_What the exercise asks:_ Find the string "ylabel" in the entries and copy each line that has it.

_Source data:_
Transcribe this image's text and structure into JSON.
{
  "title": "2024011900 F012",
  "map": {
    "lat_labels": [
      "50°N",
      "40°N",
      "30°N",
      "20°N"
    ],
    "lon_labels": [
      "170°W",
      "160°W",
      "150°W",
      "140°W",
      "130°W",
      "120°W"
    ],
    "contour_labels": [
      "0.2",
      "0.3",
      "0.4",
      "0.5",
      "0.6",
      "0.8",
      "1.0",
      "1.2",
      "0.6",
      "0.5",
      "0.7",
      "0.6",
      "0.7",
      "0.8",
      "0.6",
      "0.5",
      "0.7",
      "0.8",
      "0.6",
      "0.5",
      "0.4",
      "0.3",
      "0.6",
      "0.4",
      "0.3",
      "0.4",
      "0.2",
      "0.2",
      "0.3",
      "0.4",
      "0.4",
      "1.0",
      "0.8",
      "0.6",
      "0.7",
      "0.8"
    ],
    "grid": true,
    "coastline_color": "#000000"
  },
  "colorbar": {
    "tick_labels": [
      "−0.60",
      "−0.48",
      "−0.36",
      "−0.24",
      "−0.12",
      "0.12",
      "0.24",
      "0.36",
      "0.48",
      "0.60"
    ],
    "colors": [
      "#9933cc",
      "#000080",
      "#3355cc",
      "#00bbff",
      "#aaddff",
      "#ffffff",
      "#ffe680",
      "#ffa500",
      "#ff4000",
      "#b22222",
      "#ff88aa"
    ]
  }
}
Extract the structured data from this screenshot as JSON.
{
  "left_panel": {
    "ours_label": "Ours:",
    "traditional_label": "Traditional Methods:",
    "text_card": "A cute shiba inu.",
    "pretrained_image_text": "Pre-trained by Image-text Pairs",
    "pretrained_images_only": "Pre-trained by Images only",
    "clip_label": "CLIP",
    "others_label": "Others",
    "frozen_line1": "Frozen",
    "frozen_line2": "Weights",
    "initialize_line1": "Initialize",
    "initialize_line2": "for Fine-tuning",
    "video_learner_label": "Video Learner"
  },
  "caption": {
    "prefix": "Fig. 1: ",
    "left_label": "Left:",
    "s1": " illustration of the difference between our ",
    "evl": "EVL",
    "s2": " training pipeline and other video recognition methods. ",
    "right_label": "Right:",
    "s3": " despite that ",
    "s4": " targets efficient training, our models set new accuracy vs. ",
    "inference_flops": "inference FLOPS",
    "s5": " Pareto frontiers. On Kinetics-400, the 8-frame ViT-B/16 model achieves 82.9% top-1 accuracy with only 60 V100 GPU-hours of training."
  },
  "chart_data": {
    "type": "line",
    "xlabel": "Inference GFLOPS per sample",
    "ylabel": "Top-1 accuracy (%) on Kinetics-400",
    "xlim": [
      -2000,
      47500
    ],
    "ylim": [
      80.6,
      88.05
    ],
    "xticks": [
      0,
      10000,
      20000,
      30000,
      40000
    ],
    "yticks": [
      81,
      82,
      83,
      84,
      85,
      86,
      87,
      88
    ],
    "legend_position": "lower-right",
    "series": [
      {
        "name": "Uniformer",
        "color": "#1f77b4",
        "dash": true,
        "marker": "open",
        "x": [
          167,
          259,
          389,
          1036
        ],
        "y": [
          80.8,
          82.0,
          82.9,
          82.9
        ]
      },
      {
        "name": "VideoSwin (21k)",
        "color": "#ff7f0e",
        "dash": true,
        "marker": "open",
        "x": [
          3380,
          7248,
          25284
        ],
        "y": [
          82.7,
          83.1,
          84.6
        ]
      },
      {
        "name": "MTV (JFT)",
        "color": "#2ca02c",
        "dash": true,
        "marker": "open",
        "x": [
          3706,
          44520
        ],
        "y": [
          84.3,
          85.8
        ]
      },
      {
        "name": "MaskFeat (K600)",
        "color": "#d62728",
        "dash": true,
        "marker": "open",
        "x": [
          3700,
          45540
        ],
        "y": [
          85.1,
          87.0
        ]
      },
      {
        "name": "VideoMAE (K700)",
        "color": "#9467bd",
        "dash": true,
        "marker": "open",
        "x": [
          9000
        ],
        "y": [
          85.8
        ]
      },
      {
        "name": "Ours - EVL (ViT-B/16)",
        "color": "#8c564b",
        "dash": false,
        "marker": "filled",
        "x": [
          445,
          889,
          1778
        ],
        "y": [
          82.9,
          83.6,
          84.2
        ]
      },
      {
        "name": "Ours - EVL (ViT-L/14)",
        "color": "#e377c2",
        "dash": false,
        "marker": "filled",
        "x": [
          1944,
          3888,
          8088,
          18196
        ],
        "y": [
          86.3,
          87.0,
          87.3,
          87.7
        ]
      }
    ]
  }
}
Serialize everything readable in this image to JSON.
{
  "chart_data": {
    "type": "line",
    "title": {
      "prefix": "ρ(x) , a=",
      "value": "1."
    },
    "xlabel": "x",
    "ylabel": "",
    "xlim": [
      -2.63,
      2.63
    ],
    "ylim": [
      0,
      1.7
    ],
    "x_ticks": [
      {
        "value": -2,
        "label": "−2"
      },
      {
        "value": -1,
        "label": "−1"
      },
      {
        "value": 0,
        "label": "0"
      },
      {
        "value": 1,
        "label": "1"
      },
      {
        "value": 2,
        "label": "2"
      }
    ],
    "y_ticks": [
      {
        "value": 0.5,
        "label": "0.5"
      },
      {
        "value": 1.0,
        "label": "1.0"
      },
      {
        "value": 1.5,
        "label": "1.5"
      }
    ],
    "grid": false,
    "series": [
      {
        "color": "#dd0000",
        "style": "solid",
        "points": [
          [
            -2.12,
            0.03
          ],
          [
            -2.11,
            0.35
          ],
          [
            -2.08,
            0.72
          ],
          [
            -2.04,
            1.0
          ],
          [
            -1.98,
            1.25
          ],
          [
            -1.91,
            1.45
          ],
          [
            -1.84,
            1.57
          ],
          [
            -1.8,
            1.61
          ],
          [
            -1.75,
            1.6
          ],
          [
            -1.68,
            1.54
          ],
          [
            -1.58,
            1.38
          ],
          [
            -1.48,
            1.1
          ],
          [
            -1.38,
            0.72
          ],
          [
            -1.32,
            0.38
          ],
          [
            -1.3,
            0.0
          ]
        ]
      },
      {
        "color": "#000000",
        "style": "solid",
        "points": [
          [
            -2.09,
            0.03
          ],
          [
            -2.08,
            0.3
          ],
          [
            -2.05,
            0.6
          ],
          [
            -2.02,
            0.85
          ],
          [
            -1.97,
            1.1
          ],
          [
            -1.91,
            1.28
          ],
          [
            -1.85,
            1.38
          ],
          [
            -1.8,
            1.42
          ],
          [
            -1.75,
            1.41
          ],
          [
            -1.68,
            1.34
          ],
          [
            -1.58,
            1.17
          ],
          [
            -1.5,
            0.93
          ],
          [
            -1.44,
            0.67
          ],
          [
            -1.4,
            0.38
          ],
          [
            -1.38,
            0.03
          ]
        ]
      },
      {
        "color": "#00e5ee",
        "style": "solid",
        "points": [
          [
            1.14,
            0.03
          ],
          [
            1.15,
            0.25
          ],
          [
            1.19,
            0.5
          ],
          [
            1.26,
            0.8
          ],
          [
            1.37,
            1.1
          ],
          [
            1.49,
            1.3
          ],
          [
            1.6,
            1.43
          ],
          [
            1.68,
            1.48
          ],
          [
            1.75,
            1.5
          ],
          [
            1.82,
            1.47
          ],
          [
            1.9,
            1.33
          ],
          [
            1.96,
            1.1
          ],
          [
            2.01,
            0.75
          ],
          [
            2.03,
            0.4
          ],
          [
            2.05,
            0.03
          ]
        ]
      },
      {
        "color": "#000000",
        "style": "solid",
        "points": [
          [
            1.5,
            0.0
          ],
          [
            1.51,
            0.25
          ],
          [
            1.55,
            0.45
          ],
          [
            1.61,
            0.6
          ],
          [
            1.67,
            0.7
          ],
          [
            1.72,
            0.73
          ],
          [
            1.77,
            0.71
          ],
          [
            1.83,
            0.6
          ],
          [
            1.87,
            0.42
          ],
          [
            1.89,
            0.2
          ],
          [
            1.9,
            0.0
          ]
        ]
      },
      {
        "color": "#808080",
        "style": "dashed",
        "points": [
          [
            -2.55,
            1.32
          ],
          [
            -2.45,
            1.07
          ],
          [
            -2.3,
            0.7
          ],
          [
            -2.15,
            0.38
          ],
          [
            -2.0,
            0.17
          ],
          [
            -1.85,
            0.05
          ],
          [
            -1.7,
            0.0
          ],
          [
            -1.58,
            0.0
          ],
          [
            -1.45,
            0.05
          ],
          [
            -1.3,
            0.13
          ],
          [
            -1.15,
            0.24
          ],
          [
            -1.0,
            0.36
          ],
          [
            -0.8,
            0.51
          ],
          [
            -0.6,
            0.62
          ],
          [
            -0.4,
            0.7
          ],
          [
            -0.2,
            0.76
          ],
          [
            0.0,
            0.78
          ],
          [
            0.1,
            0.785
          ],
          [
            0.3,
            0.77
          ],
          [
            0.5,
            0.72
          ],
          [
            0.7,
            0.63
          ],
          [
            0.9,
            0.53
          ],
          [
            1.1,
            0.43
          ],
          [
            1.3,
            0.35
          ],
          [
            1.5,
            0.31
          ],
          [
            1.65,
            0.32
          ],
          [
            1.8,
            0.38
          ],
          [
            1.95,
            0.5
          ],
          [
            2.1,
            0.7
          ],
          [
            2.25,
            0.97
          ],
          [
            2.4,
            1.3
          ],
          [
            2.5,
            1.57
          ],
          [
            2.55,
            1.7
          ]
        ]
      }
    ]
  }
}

_Output for this task:_
    "ylabel": "Top-1 accuracy (%) on Kinetics-400",
    "ylabel": "",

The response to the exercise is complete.